**Written instruction:** Pick out all lines in the listing holding the string "Россия" and copy them.

**Data for the task:**
--*--
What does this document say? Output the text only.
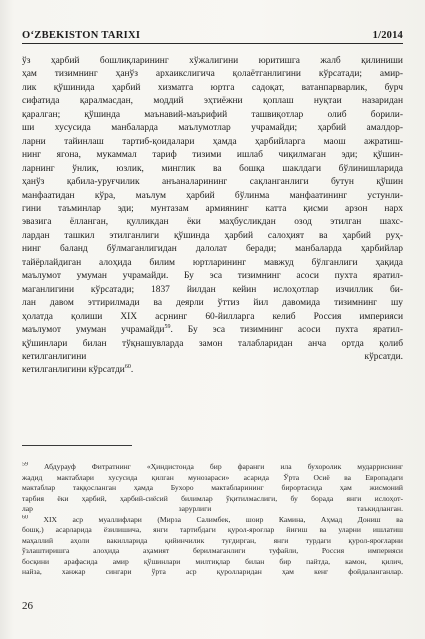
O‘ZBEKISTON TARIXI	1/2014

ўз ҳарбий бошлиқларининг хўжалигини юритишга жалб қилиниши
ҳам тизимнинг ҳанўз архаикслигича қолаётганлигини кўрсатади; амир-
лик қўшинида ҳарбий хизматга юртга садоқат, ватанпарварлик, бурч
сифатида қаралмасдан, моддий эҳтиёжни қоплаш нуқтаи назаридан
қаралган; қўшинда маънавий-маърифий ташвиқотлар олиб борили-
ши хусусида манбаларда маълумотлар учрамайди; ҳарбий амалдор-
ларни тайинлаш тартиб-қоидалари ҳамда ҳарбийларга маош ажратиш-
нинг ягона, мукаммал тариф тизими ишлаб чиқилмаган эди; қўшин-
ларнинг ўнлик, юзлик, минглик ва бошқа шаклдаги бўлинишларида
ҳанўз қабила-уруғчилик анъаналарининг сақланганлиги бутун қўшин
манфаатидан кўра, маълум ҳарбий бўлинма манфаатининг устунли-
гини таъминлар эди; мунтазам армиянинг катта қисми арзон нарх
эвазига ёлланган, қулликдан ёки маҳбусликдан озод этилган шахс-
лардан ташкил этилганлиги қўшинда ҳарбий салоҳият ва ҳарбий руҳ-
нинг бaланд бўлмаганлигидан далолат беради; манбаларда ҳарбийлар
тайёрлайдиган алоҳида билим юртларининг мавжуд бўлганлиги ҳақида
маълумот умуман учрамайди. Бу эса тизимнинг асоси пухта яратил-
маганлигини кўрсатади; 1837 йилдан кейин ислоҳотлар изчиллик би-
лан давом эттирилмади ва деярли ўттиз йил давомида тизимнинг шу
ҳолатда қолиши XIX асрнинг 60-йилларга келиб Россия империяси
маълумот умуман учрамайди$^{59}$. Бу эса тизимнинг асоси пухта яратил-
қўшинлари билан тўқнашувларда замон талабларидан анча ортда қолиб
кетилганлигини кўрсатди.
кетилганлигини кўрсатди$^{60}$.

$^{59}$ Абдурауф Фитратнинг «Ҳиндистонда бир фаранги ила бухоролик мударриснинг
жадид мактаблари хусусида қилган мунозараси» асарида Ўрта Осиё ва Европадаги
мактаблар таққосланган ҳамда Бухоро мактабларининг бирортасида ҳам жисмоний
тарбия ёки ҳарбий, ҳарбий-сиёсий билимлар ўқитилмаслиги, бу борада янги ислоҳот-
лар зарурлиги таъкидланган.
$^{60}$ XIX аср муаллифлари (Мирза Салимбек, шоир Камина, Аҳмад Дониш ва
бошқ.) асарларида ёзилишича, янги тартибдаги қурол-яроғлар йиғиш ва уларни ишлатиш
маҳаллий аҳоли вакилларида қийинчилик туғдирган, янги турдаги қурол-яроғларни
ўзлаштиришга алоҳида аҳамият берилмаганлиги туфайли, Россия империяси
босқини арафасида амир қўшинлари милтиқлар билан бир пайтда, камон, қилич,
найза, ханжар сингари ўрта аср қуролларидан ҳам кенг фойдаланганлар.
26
--*--
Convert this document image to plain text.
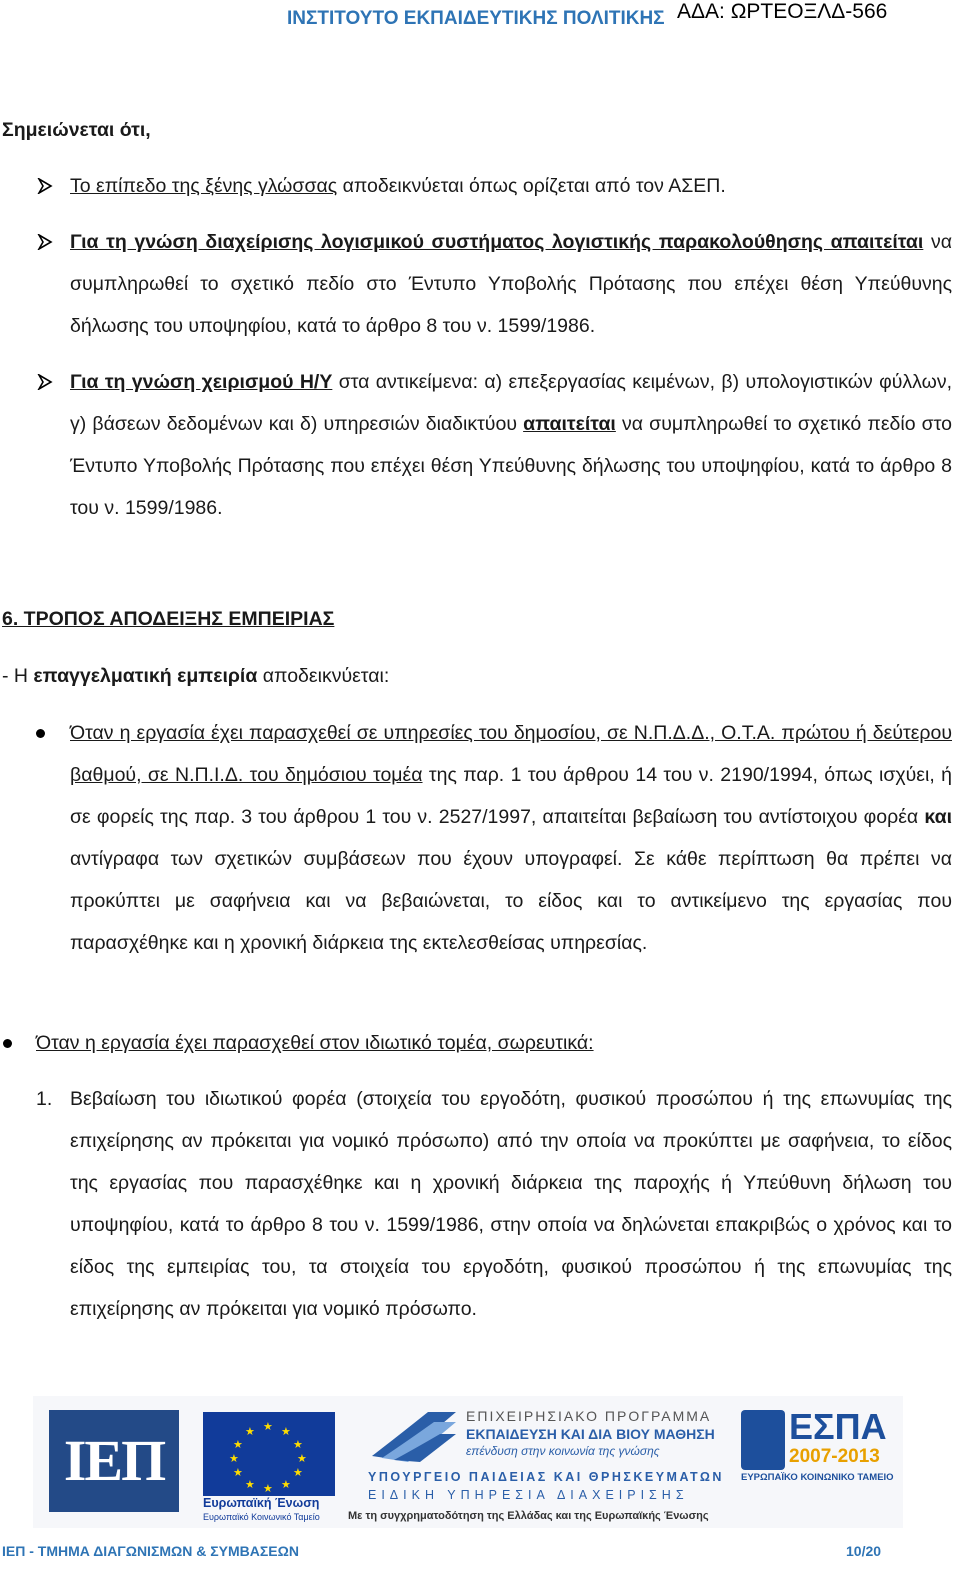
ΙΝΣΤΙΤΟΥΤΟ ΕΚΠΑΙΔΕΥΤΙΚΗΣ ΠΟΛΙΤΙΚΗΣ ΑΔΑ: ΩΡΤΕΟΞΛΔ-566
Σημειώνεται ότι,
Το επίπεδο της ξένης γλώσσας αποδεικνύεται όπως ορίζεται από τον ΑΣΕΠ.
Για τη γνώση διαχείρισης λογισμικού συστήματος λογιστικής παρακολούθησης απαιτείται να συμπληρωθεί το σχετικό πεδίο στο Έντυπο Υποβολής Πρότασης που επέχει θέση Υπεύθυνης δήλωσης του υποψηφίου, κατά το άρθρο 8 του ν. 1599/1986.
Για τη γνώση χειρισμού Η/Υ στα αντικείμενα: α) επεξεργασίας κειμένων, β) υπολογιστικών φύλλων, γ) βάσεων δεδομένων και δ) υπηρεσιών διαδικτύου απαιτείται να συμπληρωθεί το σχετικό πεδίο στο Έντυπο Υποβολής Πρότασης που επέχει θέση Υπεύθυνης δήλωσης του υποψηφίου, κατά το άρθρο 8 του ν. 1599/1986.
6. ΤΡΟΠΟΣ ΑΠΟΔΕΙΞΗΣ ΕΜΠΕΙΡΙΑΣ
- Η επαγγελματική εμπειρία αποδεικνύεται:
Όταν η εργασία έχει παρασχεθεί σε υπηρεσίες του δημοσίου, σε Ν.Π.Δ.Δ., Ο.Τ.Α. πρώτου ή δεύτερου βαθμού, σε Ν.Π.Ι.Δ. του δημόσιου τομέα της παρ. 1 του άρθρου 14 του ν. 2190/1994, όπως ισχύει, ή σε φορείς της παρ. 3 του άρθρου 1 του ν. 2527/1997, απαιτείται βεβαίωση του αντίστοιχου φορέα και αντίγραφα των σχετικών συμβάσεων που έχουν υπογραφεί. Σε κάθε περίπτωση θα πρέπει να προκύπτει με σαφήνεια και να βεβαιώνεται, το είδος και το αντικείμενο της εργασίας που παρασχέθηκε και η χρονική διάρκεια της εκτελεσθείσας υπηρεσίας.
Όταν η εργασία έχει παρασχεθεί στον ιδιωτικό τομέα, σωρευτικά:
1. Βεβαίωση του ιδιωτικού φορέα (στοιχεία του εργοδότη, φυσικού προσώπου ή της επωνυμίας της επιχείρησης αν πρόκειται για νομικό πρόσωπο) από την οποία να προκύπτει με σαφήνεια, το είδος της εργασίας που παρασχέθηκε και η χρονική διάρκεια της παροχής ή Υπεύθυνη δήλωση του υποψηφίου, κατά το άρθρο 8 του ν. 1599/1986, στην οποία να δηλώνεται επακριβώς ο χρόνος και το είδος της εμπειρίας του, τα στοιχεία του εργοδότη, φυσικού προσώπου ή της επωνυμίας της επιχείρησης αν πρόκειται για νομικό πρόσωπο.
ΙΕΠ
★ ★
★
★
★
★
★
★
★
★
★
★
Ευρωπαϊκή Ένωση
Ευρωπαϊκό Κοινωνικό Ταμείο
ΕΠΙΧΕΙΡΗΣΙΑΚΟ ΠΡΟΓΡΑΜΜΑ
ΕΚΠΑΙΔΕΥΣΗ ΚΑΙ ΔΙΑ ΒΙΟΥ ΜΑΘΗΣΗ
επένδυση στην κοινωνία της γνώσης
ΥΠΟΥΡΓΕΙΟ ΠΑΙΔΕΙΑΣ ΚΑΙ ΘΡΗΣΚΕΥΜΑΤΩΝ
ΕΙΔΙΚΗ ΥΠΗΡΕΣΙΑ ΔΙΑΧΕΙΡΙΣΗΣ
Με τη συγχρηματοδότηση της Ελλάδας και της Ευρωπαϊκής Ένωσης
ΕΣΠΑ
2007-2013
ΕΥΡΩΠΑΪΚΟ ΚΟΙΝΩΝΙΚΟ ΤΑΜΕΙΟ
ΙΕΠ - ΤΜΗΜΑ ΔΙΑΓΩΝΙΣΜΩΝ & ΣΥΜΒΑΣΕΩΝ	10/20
--*--
**Written answer:**
ҳолатда қолиши XIX асрнинг 60-йилларга келиб Россия империяси
ўзлаштиришга алоҳида аҳамият берилмаганлиги туфайли, Россия империяси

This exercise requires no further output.